Given request » Among the records below, find each line that includes the string "subtitle" and copy it.

▬▬▬▬▬▬

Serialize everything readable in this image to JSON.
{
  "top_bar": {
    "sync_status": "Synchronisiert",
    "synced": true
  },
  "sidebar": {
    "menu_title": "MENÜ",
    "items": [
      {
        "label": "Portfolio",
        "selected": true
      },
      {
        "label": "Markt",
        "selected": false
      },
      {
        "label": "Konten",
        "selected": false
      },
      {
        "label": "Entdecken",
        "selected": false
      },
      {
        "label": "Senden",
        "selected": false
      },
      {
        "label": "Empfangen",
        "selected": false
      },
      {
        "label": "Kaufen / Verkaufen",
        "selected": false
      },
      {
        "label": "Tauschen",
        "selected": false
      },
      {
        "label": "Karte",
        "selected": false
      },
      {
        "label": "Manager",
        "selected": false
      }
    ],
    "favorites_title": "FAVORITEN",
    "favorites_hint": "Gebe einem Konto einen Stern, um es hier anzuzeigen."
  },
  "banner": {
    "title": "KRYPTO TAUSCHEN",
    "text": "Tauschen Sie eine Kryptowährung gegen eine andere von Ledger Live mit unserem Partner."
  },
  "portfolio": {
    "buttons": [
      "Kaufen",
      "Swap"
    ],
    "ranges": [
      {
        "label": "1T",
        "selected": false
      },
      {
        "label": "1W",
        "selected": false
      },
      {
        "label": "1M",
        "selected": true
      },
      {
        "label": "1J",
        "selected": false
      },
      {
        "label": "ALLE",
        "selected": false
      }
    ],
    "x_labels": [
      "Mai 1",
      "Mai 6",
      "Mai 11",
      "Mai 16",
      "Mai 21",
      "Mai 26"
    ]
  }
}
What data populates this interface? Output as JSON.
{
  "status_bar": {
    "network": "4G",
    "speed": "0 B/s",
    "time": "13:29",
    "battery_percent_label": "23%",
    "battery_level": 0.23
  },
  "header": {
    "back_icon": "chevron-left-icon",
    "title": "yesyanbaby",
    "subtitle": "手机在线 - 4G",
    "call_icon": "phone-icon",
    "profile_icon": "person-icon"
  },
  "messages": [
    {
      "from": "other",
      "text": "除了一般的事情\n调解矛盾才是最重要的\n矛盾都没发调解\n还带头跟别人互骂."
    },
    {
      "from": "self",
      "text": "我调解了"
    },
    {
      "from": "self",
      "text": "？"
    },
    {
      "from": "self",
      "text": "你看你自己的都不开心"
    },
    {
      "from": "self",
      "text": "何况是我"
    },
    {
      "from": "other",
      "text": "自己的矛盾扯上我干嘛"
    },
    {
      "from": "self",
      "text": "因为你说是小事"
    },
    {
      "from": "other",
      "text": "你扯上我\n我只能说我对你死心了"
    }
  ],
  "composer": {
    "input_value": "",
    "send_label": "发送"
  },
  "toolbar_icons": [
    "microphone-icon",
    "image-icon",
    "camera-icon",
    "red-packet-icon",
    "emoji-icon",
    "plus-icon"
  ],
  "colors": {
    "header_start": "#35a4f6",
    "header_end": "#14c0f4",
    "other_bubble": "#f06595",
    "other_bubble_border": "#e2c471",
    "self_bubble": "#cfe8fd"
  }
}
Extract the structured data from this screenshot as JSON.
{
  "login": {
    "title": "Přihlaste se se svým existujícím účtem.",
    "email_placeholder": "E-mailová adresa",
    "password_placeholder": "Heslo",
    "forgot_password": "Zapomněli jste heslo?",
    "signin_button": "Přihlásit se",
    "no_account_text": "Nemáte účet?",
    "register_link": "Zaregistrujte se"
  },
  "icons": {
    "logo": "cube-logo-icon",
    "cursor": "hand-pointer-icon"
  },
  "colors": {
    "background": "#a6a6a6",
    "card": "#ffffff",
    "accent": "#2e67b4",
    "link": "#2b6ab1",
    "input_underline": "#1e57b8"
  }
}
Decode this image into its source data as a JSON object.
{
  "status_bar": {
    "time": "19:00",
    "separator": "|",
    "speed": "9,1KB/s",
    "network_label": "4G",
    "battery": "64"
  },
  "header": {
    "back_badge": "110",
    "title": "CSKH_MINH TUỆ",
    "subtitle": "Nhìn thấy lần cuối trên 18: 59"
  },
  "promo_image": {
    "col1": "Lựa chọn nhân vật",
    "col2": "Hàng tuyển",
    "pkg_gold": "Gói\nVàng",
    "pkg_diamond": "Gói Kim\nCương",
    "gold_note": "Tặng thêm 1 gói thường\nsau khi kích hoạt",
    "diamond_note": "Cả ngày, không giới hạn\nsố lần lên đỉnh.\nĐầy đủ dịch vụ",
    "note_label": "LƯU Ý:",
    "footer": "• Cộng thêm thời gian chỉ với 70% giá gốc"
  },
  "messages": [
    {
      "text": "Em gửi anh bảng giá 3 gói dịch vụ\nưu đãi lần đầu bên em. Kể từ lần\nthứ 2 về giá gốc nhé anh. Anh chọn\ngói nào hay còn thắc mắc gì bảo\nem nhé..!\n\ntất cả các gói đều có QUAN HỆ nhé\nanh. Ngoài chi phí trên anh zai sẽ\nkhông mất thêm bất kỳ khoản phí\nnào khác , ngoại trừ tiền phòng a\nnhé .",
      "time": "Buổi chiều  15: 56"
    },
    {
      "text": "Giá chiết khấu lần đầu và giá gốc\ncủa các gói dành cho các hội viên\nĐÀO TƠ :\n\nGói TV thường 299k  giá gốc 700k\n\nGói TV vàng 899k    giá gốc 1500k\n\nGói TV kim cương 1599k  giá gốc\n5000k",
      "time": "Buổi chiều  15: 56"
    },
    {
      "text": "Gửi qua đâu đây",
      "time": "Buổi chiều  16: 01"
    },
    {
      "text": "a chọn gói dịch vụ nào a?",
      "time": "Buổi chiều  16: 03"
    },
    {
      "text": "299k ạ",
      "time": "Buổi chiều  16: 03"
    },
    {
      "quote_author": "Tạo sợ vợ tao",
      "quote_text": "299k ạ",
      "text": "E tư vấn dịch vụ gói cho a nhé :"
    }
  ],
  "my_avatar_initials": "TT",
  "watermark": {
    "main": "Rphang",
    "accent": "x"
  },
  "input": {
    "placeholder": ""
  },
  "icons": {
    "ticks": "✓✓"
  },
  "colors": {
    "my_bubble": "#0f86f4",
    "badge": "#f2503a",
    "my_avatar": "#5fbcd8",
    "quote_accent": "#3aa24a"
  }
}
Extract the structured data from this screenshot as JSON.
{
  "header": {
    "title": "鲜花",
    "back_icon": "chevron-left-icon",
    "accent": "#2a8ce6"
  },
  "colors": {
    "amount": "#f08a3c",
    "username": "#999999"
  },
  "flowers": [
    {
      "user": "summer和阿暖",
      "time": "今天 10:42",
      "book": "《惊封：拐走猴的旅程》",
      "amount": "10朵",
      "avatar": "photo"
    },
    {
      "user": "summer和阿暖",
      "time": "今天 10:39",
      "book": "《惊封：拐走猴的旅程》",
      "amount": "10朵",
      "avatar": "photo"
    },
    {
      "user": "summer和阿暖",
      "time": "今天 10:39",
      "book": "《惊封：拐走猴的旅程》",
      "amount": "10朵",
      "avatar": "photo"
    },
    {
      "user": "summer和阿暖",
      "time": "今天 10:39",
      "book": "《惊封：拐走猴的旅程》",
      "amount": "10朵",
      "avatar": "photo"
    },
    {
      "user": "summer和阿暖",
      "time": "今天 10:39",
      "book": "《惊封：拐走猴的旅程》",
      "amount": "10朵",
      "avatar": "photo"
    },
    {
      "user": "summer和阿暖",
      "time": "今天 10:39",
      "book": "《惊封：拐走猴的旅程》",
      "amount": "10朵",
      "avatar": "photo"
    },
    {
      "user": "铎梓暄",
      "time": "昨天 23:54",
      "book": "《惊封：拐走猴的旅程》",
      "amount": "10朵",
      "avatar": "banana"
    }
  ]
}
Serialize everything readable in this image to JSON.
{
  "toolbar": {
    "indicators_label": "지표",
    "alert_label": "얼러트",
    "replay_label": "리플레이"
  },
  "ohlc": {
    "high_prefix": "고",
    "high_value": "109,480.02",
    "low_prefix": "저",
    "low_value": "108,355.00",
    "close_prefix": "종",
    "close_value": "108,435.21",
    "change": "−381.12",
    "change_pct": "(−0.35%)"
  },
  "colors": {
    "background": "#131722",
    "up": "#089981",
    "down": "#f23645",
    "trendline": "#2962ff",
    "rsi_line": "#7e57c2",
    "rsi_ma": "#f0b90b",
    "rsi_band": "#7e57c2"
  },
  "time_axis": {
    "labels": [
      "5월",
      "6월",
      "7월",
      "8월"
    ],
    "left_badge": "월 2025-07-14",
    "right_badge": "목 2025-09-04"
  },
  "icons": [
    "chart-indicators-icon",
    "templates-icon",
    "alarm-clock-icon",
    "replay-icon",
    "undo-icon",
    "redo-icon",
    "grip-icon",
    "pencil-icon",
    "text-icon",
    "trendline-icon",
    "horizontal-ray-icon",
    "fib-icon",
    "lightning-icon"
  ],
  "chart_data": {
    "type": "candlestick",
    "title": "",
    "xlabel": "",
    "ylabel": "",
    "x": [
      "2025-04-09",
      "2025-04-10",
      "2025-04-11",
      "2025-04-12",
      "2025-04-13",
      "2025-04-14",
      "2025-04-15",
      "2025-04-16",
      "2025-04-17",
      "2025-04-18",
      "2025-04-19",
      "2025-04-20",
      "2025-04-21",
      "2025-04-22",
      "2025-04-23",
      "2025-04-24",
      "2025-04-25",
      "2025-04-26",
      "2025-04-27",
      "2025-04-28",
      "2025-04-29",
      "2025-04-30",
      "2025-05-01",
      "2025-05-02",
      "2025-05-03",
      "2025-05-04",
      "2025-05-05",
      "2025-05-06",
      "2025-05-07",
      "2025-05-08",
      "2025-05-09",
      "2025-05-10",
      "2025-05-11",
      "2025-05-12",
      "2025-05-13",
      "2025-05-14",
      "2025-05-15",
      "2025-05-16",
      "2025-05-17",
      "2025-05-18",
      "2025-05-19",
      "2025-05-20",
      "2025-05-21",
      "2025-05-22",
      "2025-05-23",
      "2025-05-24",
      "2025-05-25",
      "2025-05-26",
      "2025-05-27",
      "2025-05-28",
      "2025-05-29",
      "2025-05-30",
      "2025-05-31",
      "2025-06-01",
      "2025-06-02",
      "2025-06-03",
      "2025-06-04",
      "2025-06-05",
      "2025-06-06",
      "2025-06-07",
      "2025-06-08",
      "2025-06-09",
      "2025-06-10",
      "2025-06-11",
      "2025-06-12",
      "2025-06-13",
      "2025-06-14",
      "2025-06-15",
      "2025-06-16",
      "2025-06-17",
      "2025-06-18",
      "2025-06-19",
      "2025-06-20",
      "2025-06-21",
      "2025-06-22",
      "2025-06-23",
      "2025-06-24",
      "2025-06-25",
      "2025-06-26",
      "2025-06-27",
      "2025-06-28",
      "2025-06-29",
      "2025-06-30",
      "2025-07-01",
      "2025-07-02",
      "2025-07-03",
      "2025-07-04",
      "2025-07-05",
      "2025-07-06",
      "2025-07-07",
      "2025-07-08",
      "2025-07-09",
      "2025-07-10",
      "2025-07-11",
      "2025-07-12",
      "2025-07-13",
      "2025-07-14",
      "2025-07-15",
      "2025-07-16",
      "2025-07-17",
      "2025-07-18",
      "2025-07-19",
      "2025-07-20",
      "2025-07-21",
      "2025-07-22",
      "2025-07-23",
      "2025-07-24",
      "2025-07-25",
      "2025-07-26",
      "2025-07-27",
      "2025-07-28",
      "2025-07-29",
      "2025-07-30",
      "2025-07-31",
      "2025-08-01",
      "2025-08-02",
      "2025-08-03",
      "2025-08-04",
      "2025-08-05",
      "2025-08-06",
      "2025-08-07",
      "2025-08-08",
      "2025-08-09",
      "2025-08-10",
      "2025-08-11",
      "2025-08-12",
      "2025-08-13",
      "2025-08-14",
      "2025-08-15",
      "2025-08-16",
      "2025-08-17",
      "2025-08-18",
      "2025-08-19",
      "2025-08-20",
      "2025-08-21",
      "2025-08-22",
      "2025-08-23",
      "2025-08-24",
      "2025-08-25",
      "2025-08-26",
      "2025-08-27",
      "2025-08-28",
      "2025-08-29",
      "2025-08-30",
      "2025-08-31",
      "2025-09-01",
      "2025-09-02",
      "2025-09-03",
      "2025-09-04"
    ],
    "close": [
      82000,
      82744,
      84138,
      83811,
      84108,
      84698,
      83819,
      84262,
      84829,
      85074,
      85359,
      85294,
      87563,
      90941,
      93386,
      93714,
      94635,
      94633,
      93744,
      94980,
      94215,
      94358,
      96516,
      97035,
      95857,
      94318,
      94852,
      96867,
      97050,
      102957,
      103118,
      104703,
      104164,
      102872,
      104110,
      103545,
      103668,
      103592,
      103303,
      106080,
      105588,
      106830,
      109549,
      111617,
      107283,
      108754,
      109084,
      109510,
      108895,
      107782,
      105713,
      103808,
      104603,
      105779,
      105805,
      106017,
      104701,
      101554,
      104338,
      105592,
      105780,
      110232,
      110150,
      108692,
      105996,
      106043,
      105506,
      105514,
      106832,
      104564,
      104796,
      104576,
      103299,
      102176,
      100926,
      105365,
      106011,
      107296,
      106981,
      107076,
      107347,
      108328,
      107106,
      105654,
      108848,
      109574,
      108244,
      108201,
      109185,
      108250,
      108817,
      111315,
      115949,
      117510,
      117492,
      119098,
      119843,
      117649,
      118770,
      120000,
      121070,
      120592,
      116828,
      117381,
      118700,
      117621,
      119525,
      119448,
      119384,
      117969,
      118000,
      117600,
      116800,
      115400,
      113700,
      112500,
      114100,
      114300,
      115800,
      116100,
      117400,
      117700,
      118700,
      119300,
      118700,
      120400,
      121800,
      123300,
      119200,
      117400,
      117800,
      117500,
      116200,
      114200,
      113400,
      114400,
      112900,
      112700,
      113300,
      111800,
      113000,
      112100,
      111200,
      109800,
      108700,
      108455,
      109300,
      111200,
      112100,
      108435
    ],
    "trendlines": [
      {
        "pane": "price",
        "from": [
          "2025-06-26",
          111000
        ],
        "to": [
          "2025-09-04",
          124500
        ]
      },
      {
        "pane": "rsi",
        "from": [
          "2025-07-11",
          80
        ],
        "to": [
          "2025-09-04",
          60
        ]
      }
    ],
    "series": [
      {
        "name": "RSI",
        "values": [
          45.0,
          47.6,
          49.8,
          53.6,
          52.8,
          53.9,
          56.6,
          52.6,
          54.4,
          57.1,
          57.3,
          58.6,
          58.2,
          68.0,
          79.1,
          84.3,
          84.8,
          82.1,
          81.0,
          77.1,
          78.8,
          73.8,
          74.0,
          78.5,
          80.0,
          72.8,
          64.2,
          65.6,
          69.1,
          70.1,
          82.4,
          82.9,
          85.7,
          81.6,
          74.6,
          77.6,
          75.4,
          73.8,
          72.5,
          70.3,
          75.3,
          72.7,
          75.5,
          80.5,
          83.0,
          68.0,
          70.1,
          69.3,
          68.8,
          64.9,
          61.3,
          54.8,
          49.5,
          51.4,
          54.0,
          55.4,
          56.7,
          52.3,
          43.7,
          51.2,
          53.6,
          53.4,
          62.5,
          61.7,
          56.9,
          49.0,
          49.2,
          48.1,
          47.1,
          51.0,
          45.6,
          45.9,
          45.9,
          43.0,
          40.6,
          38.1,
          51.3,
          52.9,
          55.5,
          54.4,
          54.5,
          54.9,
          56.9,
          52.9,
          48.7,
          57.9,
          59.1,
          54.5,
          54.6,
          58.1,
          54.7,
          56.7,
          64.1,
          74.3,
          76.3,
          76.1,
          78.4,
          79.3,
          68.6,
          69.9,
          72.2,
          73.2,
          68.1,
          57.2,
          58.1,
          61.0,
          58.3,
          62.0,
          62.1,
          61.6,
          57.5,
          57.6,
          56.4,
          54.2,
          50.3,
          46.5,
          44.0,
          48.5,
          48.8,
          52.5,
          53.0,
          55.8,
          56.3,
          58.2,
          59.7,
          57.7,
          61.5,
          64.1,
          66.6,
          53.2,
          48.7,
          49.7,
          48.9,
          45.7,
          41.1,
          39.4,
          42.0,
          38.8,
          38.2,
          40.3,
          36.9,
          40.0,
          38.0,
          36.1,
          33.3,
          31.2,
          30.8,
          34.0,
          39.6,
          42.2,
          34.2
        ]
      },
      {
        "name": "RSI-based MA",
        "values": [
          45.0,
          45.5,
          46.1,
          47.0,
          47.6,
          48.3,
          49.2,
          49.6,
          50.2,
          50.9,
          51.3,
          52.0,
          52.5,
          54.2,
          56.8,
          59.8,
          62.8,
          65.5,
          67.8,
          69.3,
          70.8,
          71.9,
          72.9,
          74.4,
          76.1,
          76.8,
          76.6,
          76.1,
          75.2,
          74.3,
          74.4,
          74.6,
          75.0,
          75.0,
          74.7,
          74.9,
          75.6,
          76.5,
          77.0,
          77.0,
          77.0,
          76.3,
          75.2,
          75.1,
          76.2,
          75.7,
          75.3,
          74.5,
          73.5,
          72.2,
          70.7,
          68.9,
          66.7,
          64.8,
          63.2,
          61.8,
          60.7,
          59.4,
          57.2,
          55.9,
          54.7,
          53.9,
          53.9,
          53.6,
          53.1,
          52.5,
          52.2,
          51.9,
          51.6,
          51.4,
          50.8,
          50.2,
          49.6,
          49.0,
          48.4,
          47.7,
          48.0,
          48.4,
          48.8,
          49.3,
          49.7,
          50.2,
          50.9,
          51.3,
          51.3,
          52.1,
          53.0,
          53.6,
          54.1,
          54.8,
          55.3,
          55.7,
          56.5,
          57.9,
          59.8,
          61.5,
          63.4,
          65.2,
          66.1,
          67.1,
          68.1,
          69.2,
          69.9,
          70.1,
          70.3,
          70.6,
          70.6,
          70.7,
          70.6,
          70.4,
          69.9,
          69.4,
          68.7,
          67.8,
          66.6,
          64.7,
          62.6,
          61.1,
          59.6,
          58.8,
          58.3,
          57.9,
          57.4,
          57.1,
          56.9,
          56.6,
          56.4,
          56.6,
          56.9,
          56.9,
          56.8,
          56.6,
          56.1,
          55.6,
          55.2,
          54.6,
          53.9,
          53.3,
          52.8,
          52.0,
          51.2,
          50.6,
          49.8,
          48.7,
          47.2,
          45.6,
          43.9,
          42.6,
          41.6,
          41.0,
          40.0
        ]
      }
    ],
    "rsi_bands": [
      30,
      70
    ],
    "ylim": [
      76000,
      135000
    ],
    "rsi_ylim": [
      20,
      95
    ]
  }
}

▬▬▬▬▬▬

Task answer »
    "subtitle": "手机在线 - 4G",
    "subtitle": "Nhìn thấy lần cuối trên 18: 59"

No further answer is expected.